Swap "ireland-point" for "ireland-marker" in the listing lines running from the line with "- asians-point: [1031, 699, 1051, 719]" to the line with "- asians-point: [1328, 766, 1348, 786]", and give back only those lines with nothing else changed.
####
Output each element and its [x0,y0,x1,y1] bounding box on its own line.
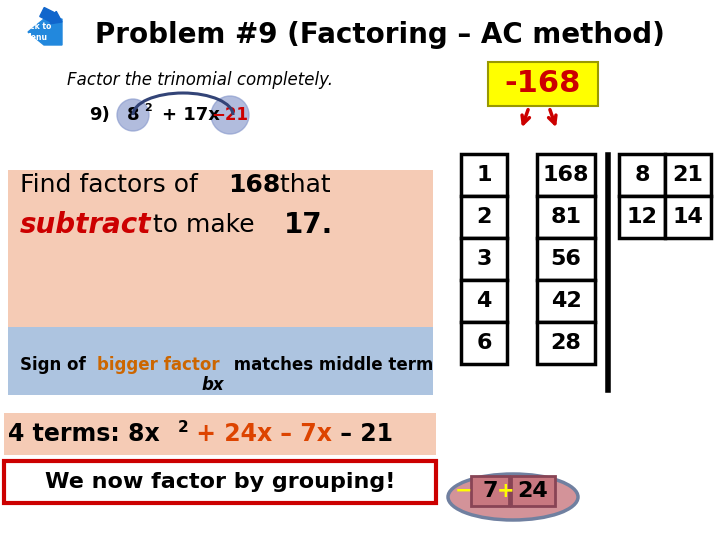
Text: that: that [272,173,330,197]
Text: +: + [498,481,515,501]
Text: to make: to make [145,213,263,237]
Text: Back to
Menu: Back to Menu [19,22,51,42]
Text: matches middle term: matches middle term [228,356,433,374]
Text: 81: 81 [551,207,582,227]
Text: 3: 3 [477,249,492,269]
FancyBboxPatch shape [488,62,598,106]
Text: 14: 14 [672,207,703,227]
FancyBboxPatch shape [511,476,555,506]
Text: bigger factor: bigger factor [97,356,220,374]
FancyBboxPatch shape [537,322,595,364]
Text: + 24x: + 24x [188,422,272,446]
FancyBboxPatch shape [537,280,595,322]
Text: 4 terms: 8x: 4 terms: 8x [8,422,160,446]
Text: 8: 8 [634,165,649,185]
Text: 168: 168 [543,165,589,185]
FancyBboxPatch shape [4,461,436,503]
FancyBboxPatch shape [461,280,507,322]
Text: Sign of: Sign of [20,356,91,374]
Text: 4: 4 [477,291,492,311]
Text: – 7x: – 7x [272,422,332,446]
Text: 2: 2 [178,420,189,435]
Text: Factor the trinomial completely.: Factor the trinomial completely. [67,71,333,89]
FancyBboxPatch shape [537,154,595,196]
Circle shape [117,99,149,131]
Text: 2: 2 [477,207,492,227]
Text: We now factor by grouping!: We now factor by grouping! [45,472,395,492]
Text: – 21: – 21 [332,422,393,446]
Text: subtract: subtract [20,211,151,239]
FancyBboxPatch shape [471,476,509,506]
Circle shape [211,96,249,134]
Text: 24: 24 [518,481,549,501]
Text: 28: 28 [551,333,582,353]
Text: 42: 42 [551,291,581,311]
Text: bx: bx [202,376,225,394]
Text: 56: 56 [551,249,582,269]
FancyBboxPatch shape [461,196,507,238]
Text: 2: 2 [144,103,152,113]
Text: −21: −21 [212,106,248,124]
Text: + 17x: + 17x [162,106,220,124]
Text: 21: 21 [672,165,703,185]
Text: 9): 9) [89,106,110,124]
FancyArrow shape [40,8,62,24]
Text: 12: 12 [626,207,657,227]
Text: 8: 8 [127,106,139,124]
Text: Find factors of: Find factors of [20,173,206,197]
Text: -168: -168 [505,70,581,98]
FancyBboxPatch shape [461,238,507,280]
FancyBboxPatch shape [8,327,433,395]
FancyArrow shape [28,19,62,45]
Text: 17.: 17. [284,211,333,239]
FancyBboxPatch shape [461,154,507,196]
FancyBboxPatch shape [461,322,507,364]
FancyBboxPatch shape [619,196,665,238]
FancyBboxPatch shape [665,154,711,196]
FancyBboxPatch shape [619,154,665,196]
Text: 1: 1 [476,165,492,185]
Text: 6: 6 [476,333,492,353]
FancyBboxPatch shape [537,238,595,280]
Text: 168: 168 [228,173,280,197]
Text: Problem #9 (Factoring – AC method): Problem #9 (Factoring – AC method) [95,21,665,49]
FancyBboxPatch shape [8,170,433,395]
Ellipse shape [448,474,578,520]
FancyBboxPatch shape [537,196,595,238]
FancyBboxPatch shape [665,196,711,238]
Text: −: − [455,481,473,501]
Text: 7: 7 [482,481,498,501]
FancyBboxPatch shape [4,413,436,455]
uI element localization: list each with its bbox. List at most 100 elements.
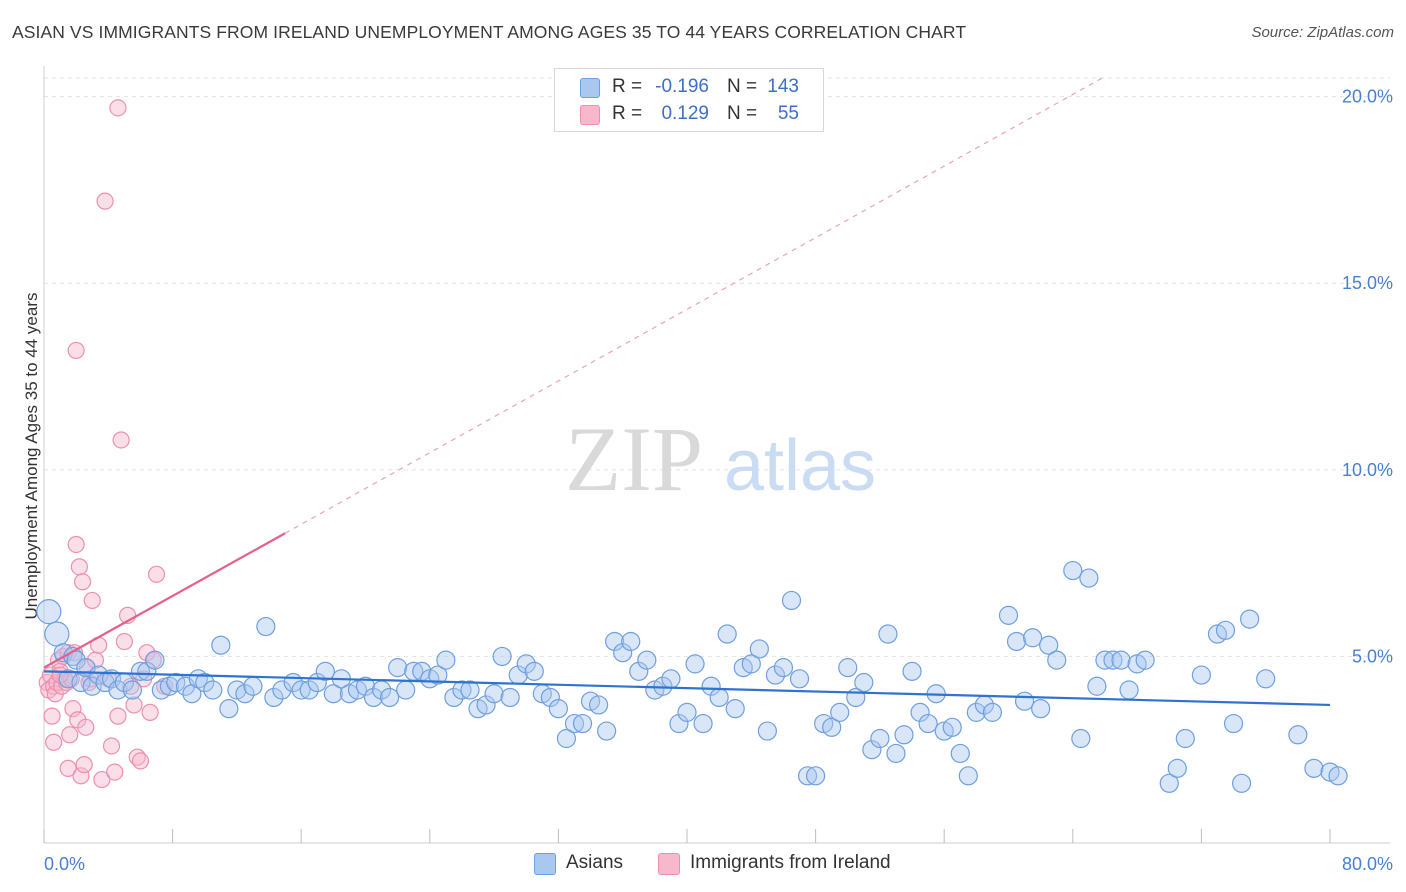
- asians-point: [1031, 699, 1051, 719]
- asians-point: [661, 669, 681, 689]
- asians-point: [572, 713, 593, 734]
- asians-point: [256, 616, 276, 637]
- asians-point: [1304, 758, 1324, 778]
- asians-point: [524, 661, 544, 681]
- asians-point: [1167, 758, 1187, 778]
- legend-label: Immigrants from Ireland: [690, 852, 891, 873]
- r-label: R =: [612, 76, 643, 97]
- asians-point: [902, 661, 922, 681]
- watermark-atlas: atlas: [724, 426, 876, 506]
- ireland-point: [141, 703, 159, 721]
- asians-point: [1023, 628, 1043, 648]
- asians-point: [444, 687, 464, 708]
- ireland-point: [83, 591, 101, 610]
- ireland-trend-line: [43, 532, 286, 669]
- asians-point: [757, 721, 777, 741]
- asians-point: [1328, 766, 1348, 786]
- asians-point: [605, 631, 625, 652]
- asians-point: [1231, 773, 1252, 793]
- asians-point: [264, 687, 284, 708]
- asians-point: [765, 665, 786, 685]
- asians-point: [1111, 650, 1131, 670]
- r-value: -0.196: [655, 76, 709, 97]
- ireland-point: [112, 431, 130, 449]
- asians-point: [1079, 568, 1099, 588]
- asians-point: [597, 721, 617, 741]
- ireland-point: [45, 733, 63, 751]
- ireland-point: [115, 632, 133, 651]
- asians-point: [436, 650, 456, 670]
- stats-box: R = -0.196 N = 143 R = 0.129 N = 55: [554, 68, 824, 132]
- asians-point: [492, 646, 512, 667]
- asians-point: [243, 676, 263, 696]
- n-value: 143: [767, 76, 799, 97]
- ireland-point: [147, 565, 166, 583]
- asians-point: [749, 639, 769, 659]
- asians-point: [958, 766, 978, 786]
- asians-point: [1103, 650, 1123, 670]
- asians-point: [830, 702, 850, 722]
- asians-point: [82, 676, 102, 696]
- ireland-point: [109, 707, 127, 725]
- asians-point: [789, 669, 810, 689]
- asians-point: [548, 699, 569, 719]
- asians-point: [540, 687, 560, 708]
- asians-point: [709, 687, 729, 708]
- asians-point: [1215, 620, 1236, 640]
- asians-point: [685, 654, 705, 674]
- asians-point: [910, 702, 930, 722]
- asians-point: [137, 661, 157, 681]
- asians-point: [669, 713, 689, 734]
- asians-point: [380, 687, 400, 708]
- asians-point: [556, 728, 577, 749]
- ireland-point: [77, 718, 95, 736]
- asians-point: [725, 699, 745, 719]
- ireland-point: [93, 770, 111, 789]
- asians-point: [1095, 650, 1115, 670]
- ireland-point: [64, 700, 82, 718]
- asians-point: [388, 658, 408, 678]
- asians-point: [982, 702, 1003, 722]
- asians-point: [822, 717, 842, 737]
- asians-point: [130, 661, 151, 681]
- tick-labels: 5.0% 10.0% 15.0% 20.0% 0.0% 80.0%: [44, 87, 1393, 874]
- asians-point: [195, 672, 215, 693]
- axes: [43, 66, 1390, 844]
- stats-row-asians: R = -0.196 N = 143: [555, 75, 823, 101]
- asians-point: [564, 713, 585, 734]
- watermark: ZIP atlas: [565, 408, 876, 510]
- asians-point: [363, 687, 384, 708]
- asians-point: [741, 654, 761, 674]
- asians-swatch: [580, 78, 600, 98]
- asians-point: [460, 680, 480, 700]
- asians-trend-line: [43, 670, 1331, 707]
- source-credit: Source: ZipAtlas.com: [1251, 24, 1394, 41]
- trend-lines: [43, 77, 1331, 707]
- ireland-point: [109, 99, 127, 117]
- asians-point: [36, 599, 62, 625]
- asians-point: [1256, 669, 1276, 689]
- ireland-point: [102, 737, 121, 755]
- asians-legend-swatch: [534, 853, 556, 875]
- asians-point: [1047, 650, 1067, 670]
- asians-point: [894, 725, 914, 745]
- ireland-point: [43, 707, 61, 725]
- asians-point: [500, 687, 520, 708]
- asians-point: [122, 680, 143, 700]
- stats-row-ireland: R = 0.129 N = 55: [555, 102, 823, 128]
- x-tick-label: 0.0%: [44, 854, 85, 874]
- asians-point: [1063, 560, 1083, 581]
- asians-point: [516, 654, 536, 674]
- asians-point: [1039, 635, 1059, 655]
- asians-point: [838, 658, 858, 678]
- asians-point: [886, 743, 906, 764]
- ireland-point: [144, 651, 162, 669]
- asians-point: [1175, 728, 1195, 749]
- asians-point: [1014, 691, 1035, 711]
- r-value: 0.129: [661, 103, 709, 124]
- asians-point: [629, 661, 649, 681]
- asians-point: [452, 680, 472, 700]
- asians-point: [1159, 773, 1179, 793]
- x-tick-label: 80.0%: [1342, 854, 1393, 874]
####
§ THE ANSWER
- asians-point: [1031, 699, 1051, 719]
- asians-point: [661, 669, 681, 689]
- asians-point: [572, 713, 593, 734]
- asians-point: [256, 616, 276, 637]
- asians-point: [1304, 758, 1324, 778]
- asians-point: [524, 661, 544, 681]
- asians-point: [1167, 758, 1187, 778]
- legend-label: Immigrants from Ireland: [690, 852, 891, 873]
- r-label: R =: [612, 76, 643, 97]
- asians-point: [902, 661, 922, 681]
- watermark-atlas: atlas: [724, 426, 876, 506]
- ireland-marker: [141, 703, 159, 721]
- asians-point: [1023, 628, 1043, 648]
- asians-point: [444, 687, 464, 708]
- ireland-marker: [83, 591, 101, 610]
- ireland-trend-line: [43, 532, 286, 669]
- asians-point: [757, 721, 777, 741]
- asians-point: [1328, 766, 1348, 786]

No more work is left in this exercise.